→ **TASK INSTRUCTIONS**:
Pull each line containing "Create" out of the data and copy it.

[Data extracted from a collection]
━━━━━━━━━━━━━━━━━━━━━━━━━━━━━━

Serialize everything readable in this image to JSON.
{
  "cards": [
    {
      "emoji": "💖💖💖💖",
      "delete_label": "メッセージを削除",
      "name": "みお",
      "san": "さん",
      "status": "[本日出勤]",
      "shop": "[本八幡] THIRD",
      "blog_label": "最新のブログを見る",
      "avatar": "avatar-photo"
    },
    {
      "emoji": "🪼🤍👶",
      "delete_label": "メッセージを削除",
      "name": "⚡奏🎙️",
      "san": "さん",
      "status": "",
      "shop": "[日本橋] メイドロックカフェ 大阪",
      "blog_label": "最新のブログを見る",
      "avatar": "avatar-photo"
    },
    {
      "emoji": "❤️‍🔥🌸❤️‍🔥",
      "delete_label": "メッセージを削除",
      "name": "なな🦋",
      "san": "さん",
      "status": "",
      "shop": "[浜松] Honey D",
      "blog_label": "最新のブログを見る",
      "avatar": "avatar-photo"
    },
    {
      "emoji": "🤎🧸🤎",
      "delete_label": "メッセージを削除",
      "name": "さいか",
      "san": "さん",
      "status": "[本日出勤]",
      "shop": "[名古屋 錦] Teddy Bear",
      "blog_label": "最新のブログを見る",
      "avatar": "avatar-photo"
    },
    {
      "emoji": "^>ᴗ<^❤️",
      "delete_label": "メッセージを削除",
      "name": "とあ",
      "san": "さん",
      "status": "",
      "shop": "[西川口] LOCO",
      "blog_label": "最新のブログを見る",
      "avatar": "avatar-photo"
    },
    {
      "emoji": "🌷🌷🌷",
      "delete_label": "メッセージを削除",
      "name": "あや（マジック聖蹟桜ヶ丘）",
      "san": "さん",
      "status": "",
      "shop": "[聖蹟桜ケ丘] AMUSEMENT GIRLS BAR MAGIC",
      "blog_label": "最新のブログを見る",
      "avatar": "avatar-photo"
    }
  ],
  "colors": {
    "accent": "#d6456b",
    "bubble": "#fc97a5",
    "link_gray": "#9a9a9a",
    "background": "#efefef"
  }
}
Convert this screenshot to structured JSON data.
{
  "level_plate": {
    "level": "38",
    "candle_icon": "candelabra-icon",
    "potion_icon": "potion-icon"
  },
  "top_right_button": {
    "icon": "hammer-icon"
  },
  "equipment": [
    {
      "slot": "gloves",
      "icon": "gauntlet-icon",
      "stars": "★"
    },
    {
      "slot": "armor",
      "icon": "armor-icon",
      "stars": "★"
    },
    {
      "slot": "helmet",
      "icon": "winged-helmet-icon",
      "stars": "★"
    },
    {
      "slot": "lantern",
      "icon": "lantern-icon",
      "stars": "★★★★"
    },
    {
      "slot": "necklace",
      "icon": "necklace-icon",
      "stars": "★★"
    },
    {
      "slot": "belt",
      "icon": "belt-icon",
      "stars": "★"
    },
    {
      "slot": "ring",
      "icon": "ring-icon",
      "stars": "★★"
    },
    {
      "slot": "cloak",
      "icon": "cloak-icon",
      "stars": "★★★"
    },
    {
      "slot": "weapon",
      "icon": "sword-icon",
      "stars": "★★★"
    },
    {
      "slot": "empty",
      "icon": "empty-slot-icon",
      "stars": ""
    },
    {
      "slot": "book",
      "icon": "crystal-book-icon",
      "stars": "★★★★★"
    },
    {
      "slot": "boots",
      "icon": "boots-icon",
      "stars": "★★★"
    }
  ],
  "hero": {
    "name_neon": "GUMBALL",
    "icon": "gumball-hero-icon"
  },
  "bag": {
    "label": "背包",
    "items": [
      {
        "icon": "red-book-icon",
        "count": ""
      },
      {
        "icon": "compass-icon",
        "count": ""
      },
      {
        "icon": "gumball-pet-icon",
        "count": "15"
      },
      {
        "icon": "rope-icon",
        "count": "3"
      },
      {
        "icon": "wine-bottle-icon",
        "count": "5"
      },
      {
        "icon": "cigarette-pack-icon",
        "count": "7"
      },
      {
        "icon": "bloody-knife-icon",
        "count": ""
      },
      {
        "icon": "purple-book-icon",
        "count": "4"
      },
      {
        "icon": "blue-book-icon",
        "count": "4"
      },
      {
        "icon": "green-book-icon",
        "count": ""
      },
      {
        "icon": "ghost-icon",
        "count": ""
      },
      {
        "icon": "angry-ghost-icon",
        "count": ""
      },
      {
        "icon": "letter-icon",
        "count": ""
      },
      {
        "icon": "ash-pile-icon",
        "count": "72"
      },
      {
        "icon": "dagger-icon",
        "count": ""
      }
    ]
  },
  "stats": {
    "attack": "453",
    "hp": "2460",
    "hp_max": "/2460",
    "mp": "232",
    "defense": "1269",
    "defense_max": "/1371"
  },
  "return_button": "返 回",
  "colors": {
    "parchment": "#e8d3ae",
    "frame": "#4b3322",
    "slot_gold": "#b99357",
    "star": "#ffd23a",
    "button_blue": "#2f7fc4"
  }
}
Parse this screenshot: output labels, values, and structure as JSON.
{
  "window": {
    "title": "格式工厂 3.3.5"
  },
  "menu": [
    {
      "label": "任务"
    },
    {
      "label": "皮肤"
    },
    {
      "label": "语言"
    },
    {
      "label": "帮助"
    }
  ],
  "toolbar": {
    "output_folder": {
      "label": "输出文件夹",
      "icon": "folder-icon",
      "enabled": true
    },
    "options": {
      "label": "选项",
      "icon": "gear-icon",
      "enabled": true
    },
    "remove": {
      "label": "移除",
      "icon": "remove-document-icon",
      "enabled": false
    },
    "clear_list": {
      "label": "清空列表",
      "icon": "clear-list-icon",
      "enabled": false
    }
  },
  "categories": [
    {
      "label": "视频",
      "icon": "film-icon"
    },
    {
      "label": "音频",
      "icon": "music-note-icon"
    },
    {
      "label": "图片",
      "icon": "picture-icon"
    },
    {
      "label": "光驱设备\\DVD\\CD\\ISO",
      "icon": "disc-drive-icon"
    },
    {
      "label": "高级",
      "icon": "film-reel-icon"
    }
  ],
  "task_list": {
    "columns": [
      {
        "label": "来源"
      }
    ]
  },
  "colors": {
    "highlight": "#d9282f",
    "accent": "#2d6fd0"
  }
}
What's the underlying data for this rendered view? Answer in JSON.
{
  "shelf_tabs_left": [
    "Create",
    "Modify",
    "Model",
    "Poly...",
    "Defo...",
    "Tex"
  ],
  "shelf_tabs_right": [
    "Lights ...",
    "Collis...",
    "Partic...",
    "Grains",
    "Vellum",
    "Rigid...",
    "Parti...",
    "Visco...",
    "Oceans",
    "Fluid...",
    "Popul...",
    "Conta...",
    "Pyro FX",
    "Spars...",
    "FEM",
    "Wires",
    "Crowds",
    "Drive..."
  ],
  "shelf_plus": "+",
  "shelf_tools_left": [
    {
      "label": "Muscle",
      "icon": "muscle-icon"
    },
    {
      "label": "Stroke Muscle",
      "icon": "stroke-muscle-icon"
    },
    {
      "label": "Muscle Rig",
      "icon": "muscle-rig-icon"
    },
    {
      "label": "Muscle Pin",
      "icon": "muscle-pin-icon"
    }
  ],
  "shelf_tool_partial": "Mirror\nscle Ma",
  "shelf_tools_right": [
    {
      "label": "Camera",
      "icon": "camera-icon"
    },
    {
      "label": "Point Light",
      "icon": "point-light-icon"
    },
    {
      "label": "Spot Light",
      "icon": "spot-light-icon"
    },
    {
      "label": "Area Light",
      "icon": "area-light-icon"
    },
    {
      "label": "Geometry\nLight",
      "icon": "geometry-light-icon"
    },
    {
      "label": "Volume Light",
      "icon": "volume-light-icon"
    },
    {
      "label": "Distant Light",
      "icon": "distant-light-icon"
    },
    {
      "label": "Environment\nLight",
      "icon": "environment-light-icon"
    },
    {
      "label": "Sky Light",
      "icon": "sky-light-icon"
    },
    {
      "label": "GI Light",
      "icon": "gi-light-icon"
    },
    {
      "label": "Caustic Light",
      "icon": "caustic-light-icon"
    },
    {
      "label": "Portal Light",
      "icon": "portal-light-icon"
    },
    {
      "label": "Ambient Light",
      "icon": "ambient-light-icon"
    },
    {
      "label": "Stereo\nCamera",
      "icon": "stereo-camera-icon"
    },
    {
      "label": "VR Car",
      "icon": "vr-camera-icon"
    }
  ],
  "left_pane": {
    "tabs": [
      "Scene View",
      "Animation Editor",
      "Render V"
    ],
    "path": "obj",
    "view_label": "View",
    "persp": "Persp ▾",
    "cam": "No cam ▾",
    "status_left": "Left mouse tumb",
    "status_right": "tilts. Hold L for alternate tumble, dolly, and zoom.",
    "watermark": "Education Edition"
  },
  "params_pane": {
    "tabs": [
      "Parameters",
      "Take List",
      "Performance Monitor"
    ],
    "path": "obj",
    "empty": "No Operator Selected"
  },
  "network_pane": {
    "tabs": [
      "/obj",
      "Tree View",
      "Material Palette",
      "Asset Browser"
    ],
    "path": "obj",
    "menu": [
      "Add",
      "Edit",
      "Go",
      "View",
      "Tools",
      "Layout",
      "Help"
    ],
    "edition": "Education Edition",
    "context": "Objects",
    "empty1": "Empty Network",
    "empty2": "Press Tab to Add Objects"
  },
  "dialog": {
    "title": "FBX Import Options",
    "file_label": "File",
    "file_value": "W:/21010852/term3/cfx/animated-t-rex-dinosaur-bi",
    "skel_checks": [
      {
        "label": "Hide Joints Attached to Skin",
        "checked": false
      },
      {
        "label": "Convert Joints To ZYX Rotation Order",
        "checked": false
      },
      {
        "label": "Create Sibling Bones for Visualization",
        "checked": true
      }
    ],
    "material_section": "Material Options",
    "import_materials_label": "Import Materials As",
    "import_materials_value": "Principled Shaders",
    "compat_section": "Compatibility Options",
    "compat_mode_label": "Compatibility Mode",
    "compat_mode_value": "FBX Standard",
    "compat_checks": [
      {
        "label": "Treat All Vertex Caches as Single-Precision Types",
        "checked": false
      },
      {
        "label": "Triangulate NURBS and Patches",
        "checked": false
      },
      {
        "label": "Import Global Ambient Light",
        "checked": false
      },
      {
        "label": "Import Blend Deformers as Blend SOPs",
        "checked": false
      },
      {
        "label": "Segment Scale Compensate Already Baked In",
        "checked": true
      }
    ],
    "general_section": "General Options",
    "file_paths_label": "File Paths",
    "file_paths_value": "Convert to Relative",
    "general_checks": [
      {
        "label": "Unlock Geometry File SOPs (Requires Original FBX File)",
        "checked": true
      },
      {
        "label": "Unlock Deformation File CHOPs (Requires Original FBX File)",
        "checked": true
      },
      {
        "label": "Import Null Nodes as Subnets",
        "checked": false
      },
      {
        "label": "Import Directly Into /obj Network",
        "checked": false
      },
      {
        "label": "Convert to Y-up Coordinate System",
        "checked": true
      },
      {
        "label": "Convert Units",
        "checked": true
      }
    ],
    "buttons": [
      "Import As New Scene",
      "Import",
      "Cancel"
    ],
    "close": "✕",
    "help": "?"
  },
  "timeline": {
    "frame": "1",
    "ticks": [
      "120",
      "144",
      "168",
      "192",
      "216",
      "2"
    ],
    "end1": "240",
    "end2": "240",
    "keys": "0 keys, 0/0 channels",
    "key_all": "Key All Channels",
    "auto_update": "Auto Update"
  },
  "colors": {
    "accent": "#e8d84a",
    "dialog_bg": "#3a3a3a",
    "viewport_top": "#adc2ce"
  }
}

━━━━━━━━━━━━━━━━━━━━━━━━━━━━━━

→ **FULL SOLUTION**:
    "Create",
        "label": "Create Sibling Bones for Visualization",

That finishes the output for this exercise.